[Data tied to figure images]

>> begin

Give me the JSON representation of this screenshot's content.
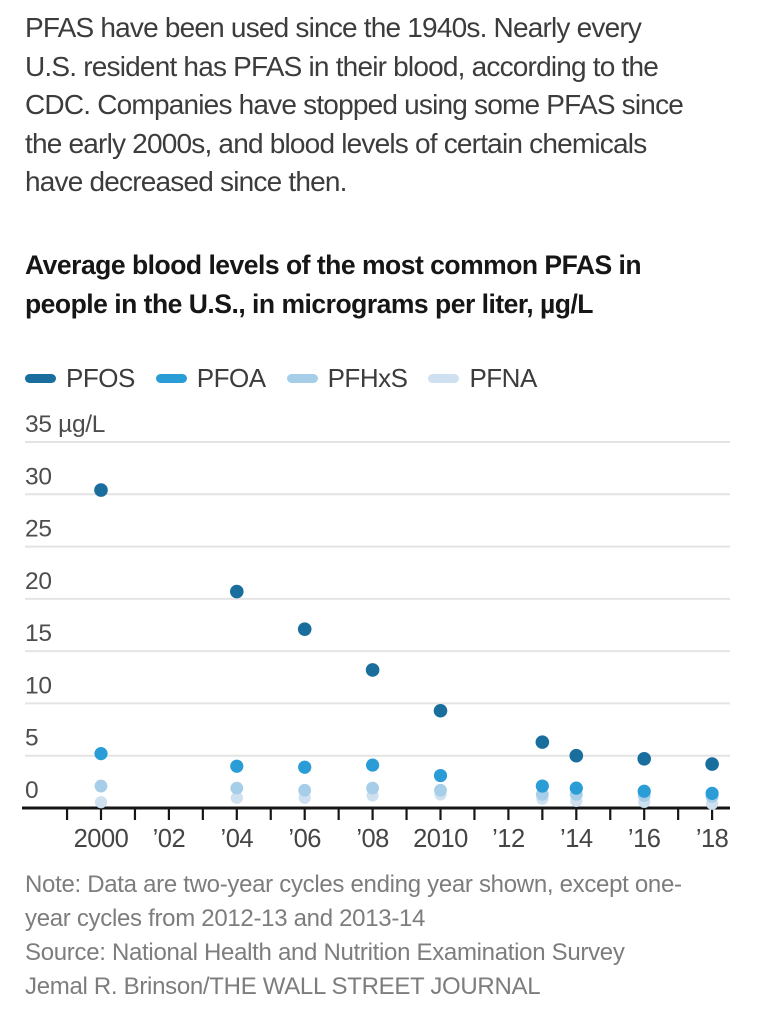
{
  "intro": {
    "lines": [
      "PFAS have been used since the 1940s. Nearly every",
      "U.S. resident has PFAS in their blood, according to the",
      "CDC. Companies have stopped using some PFAS since",
      "the early 2000s, and blood levels of certain chemicals",
      "have decreased since then."
    ]
  },
  "chart": {
    "title_lines": [
      "Average blood levels of the most common PFAS in",
      "people in the U.S., in micrograms per liter, µg/L"
    ],
    "legend": [
      {
        "label": "PFOS",
        "color": "#1a6e9e"
      },
      {
        "label": "PFOA",
        "color": "#2b9dd6"
      },
      {
        "label": "PFHxS",
        "color": "#a6cee8"
      },
      {
        "label": "PFNA",
        "color": "#cfe0f1"
      }
    ]
  },
  "chart_data": {
    "type": "scatter",
    "title": "Average blood levels of the most common PFAS in people in the U.S., in micrograms per liter, µg/L",
    "x": [
      2000,
      2004,
      2006,
      2008,
      2010,
      2013,
      2014,
      2016,
      2018
    ],
    "series": [
      {
        "name": "PFOS",
        "color": "#1a6e9e",
        "values": [
          30.4,
          20.7,
          17.1,
          13.2,
          9.3,
          6.3,
          5.0,
          4.7,
          4.2
        ]
      },
      {
        "name": "PFOA",
        "color": "#2b9dd6",
        "values": [
          5.2,
          4.0,
          3.9,
          4.1,
          3.1,
          2.1,
          1.9,
          1.6,
          1.4
        ]
      },
      {
        "name": "PFHxS",
        "color": "#a6cee8",
        "values": [
          2.1,
          1.9,
          1.7,
          1.9,
          1.7,
          1.3,
          1.3,
          1.2,
          1.1
        ]
      },
      {
        "name": "PFNA",
        "color": "#cfe0f1",
        "values": [
          0.55,
          0.97,
          0.97,
          1.2,
          1.3,
          0.88,
          0.68,
          0.58,
          0.41
        ]
      }
    ],
    "ylim": [
      0,
      35
    ],
    "y_ticks": [
      0,
      5,
      10,
      15,
      20,
      25,
      30,
      35
    ],
    "y_top_tick_label": "35 µg/L",
    "x_tick_labels": [
      {
        "year": 2000,
        "label": "2000"
      },
      {
        "year": 2002,
        "label": "’02"
      },
      {
        "year": 2004,
        "label": "’04"
      },
      {
        "year": 2006,
        "label": "’06"
      },
      {
        "year": 2008,
        "label": "’08"
      },
      {
        "year": 2010,
        "label": "2010"
      },
      {
        "year": 2012,
        "label": "’12"
      },
      {
        "year": 2014,
        "label": "’14"
      },
      {
        "year": 2016,
        "label": "’16"
      },
      {
        "year": 2018,
        "label": "’18"
      }
    ],
    "x_minor_ticks": {
      "start_year": 1999,
      "end_year": 2018,
      "step": 1
    },
    "grid": true,
    "legend_position": "top",
    "colors": {
      "gridline": "#e4e4e4",
      "axis": "#161616",
      "tick_label": "#4d4d4d"
    }
  },
  "footer": {
    "note_lines": [
      "Note: Data are two-year cycles ending year shown, except one-",
      "year cycles from 2012-13 and 2013-14"
    ],
    "source": "Source: National Health and Nutrition Examination Survey",
    "credit": "Jemal R. Brinson/THE WALL STREET JOURNAL"
  }
}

>> end

Your answer should be a single number: the count of lines in the material above that contain "common".

2